■ **Goal of the exercise**
Find every line with "Windows" in it, then report how many there are and nothing more.

++++++++

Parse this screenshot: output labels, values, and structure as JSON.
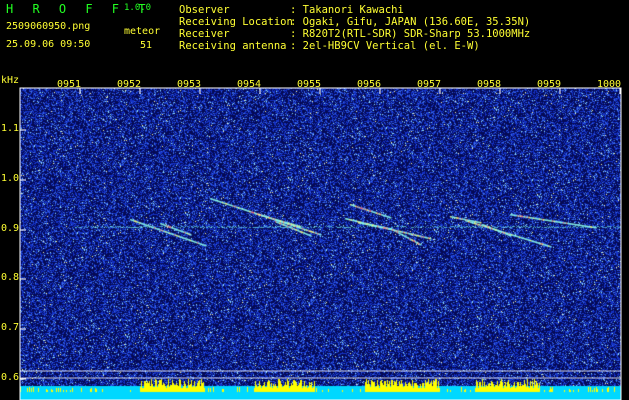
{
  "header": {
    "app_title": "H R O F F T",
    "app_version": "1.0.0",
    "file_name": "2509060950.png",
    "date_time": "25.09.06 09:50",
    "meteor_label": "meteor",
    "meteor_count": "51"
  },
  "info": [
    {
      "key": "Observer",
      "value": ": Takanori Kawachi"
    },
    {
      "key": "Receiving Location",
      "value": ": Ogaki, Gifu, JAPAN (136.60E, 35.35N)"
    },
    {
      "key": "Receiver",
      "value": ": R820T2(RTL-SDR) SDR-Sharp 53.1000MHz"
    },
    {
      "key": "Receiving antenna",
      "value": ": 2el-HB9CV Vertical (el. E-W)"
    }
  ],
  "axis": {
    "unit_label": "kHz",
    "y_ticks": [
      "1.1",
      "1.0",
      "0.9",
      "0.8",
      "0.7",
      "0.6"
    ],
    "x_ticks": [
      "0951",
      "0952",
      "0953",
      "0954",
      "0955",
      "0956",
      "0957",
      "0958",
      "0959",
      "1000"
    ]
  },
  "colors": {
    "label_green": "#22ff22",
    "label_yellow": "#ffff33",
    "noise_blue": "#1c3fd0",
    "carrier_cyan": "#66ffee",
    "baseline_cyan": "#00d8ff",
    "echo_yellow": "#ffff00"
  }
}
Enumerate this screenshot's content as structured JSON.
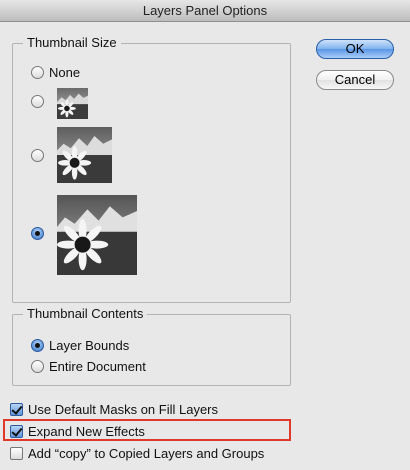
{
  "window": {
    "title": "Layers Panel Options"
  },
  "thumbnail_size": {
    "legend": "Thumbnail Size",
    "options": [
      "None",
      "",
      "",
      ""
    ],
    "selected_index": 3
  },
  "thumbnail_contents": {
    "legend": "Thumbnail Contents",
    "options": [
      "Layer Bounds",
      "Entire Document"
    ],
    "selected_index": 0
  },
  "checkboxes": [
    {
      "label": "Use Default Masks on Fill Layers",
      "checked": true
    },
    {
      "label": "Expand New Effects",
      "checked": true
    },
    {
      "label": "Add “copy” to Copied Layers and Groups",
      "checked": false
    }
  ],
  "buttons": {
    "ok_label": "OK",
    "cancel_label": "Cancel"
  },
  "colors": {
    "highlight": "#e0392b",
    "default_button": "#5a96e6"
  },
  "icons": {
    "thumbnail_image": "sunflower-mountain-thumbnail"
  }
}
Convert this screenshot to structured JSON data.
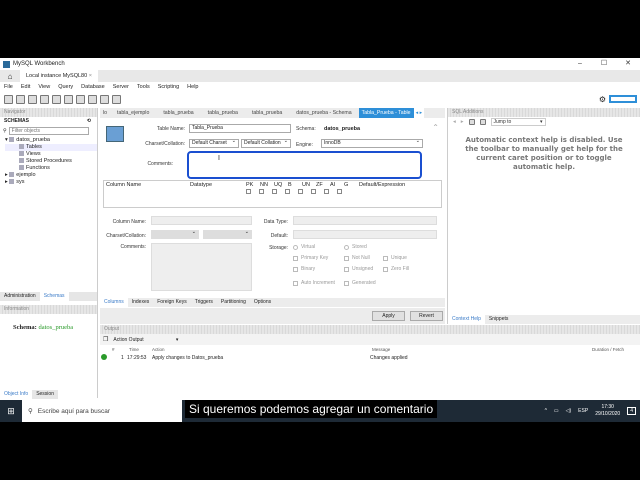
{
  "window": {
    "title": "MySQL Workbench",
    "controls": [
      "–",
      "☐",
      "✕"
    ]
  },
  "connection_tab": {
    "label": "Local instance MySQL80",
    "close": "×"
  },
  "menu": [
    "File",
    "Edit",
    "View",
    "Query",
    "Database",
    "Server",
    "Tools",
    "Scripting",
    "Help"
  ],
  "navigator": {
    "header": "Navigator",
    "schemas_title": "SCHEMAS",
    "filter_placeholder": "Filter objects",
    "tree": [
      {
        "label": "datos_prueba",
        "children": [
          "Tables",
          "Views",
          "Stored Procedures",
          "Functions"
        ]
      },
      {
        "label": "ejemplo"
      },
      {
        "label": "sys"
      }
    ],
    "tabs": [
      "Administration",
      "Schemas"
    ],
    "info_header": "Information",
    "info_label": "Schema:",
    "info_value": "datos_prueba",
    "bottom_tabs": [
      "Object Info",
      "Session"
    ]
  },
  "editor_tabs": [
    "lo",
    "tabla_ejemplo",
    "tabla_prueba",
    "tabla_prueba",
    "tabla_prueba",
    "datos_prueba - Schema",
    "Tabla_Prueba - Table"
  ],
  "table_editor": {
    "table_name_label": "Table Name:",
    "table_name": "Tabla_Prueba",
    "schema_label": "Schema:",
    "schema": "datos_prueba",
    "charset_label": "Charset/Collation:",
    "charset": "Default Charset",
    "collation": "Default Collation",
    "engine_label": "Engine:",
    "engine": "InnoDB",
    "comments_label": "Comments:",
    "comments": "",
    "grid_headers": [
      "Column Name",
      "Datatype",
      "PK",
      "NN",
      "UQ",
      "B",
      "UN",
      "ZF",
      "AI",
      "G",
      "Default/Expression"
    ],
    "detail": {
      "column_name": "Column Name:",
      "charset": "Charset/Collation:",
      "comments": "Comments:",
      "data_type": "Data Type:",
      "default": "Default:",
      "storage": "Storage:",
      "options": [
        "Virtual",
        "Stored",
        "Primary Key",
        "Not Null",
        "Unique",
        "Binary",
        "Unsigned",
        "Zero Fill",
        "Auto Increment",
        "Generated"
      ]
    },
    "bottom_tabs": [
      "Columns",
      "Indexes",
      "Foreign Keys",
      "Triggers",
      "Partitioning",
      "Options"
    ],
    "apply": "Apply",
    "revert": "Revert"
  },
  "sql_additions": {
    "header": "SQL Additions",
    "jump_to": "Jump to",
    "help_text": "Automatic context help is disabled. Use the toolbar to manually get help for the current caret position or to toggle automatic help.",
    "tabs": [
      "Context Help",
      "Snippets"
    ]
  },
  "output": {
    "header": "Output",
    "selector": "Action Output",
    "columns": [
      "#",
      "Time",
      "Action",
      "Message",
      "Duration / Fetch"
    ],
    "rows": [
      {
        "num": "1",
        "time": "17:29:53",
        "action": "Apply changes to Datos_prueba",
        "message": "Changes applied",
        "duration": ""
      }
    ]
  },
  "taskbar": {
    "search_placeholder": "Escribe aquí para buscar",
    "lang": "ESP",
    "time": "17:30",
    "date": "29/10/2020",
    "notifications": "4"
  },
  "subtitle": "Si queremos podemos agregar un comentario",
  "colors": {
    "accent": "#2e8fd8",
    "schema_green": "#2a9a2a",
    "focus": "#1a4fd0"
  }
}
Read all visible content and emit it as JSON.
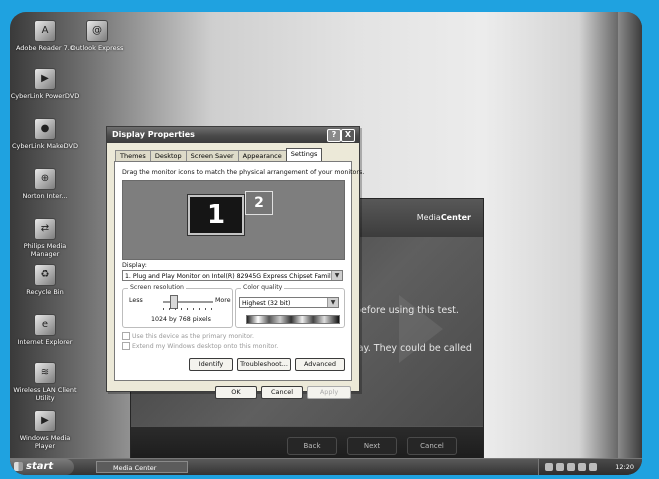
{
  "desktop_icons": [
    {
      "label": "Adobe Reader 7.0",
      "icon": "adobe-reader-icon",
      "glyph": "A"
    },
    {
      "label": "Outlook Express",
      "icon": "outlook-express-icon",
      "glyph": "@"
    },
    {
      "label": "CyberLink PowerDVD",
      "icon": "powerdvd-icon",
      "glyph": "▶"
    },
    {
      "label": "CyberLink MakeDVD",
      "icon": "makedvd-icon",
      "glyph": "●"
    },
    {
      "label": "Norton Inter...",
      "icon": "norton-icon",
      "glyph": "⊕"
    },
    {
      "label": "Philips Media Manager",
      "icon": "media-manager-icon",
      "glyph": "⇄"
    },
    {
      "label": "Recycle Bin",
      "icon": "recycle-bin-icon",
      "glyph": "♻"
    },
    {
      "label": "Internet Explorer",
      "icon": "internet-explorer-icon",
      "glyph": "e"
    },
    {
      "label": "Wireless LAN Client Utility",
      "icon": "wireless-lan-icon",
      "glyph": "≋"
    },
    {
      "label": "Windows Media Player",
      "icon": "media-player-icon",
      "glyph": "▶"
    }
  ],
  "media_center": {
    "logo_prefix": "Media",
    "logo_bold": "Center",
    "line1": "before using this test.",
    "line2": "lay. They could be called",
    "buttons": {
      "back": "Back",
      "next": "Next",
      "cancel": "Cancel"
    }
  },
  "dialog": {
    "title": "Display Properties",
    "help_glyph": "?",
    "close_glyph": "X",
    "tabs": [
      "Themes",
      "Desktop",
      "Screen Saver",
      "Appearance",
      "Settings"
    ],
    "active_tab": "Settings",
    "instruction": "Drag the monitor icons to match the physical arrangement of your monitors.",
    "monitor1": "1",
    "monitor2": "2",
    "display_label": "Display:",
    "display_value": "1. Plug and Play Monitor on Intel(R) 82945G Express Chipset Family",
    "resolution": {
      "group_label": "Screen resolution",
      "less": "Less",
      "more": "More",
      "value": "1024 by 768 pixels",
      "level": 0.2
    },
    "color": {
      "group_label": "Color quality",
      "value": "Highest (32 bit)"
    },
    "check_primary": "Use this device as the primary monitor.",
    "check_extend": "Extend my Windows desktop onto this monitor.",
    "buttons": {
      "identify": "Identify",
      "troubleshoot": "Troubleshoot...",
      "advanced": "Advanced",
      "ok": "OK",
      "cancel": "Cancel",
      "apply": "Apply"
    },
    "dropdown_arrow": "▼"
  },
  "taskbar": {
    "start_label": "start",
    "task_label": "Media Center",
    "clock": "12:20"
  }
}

++++++++

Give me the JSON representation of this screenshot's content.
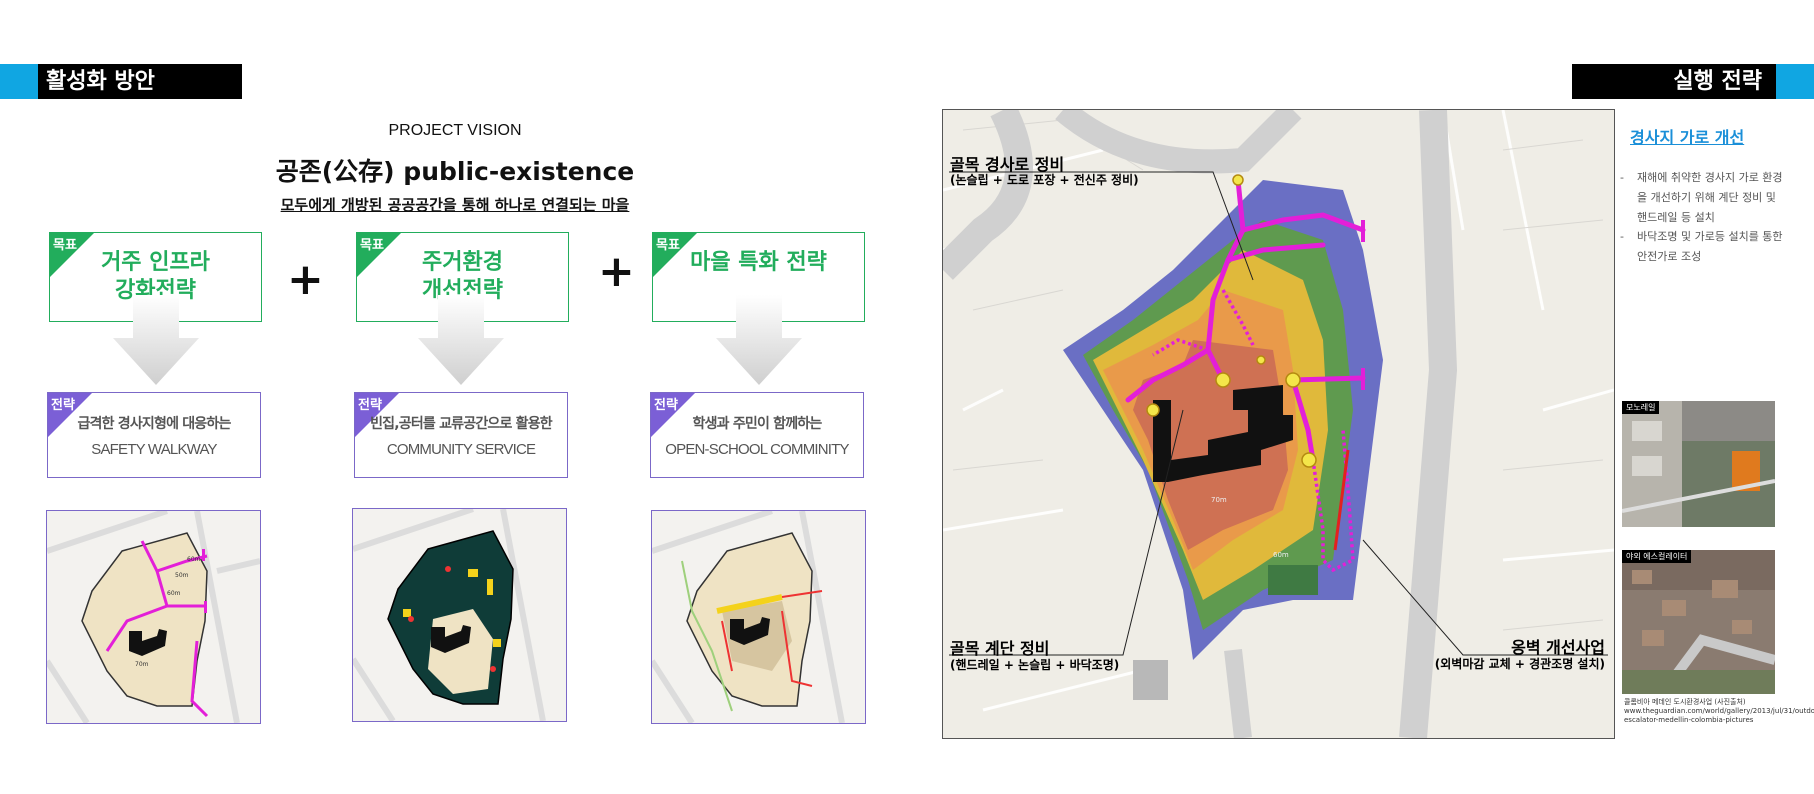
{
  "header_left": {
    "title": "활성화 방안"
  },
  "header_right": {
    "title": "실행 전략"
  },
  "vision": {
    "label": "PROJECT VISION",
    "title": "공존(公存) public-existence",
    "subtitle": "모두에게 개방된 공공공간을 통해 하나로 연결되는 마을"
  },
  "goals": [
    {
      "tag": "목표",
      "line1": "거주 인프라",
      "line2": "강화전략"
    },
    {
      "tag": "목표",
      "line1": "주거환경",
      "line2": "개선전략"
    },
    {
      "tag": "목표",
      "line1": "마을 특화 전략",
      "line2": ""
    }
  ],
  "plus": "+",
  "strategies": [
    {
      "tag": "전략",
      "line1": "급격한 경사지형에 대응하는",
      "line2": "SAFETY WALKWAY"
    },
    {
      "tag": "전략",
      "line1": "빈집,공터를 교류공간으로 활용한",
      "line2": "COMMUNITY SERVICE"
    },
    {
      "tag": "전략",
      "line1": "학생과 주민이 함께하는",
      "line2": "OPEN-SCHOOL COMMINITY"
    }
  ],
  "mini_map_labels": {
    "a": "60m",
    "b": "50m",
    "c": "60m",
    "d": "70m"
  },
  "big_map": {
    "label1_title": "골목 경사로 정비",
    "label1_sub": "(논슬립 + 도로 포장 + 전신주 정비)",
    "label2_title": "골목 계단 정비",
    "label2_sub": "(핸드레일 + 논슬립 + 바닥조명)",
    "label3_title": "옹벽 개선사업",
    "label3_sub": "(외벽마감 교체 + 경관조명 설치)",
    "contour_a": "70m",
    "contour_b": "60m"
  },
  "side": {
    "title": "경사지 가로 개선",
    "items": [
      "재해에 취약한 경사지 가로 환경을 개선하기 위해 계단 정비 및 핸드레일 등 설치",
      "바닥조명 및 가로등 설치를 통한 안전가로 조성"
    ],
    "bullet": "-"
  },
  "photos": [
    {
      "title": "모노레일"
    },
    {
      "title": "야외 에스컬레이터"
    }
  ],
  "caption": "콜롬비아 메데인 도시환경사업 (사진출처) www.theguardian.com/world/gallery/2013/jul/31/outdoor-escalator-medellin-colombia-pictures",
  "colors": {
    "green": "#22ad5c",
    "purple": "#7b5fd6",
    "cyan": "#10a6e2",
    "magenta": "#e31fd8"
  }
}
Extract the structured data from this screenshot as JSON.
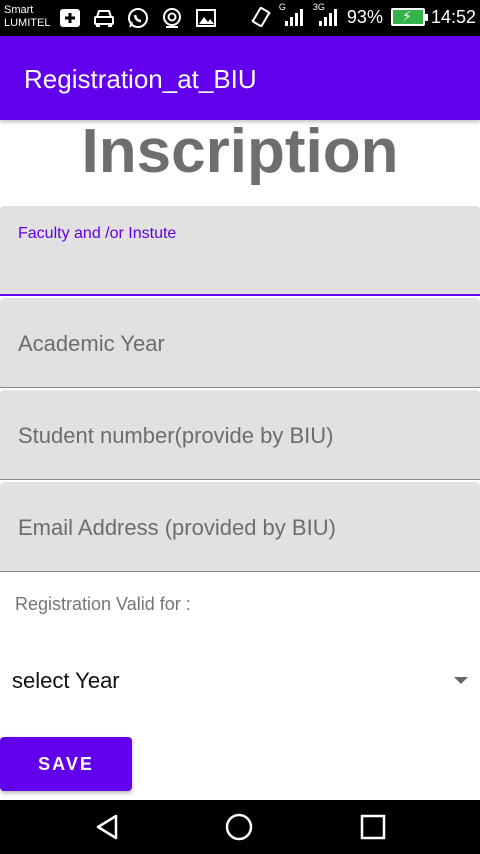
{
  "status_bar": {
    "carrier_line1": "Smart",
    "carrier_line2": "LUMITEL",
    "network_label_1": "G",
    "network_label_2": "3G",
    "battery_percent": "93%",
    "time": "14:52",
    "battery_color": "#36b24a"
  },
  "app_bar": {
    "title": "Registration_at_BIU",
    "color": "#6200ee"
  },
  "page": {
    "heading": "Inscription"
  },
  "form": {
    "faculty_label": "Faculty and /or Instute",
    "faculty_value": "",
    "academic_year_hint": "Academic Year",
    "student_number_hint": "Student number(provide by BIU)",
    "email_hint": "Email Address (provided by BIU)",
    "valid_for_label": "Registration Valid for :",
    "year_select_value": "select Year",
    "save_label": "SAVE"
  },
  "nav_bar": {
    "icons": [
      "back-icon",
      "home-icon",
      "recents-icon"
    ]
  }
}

++++++++

■ **Solution for this exercise**
2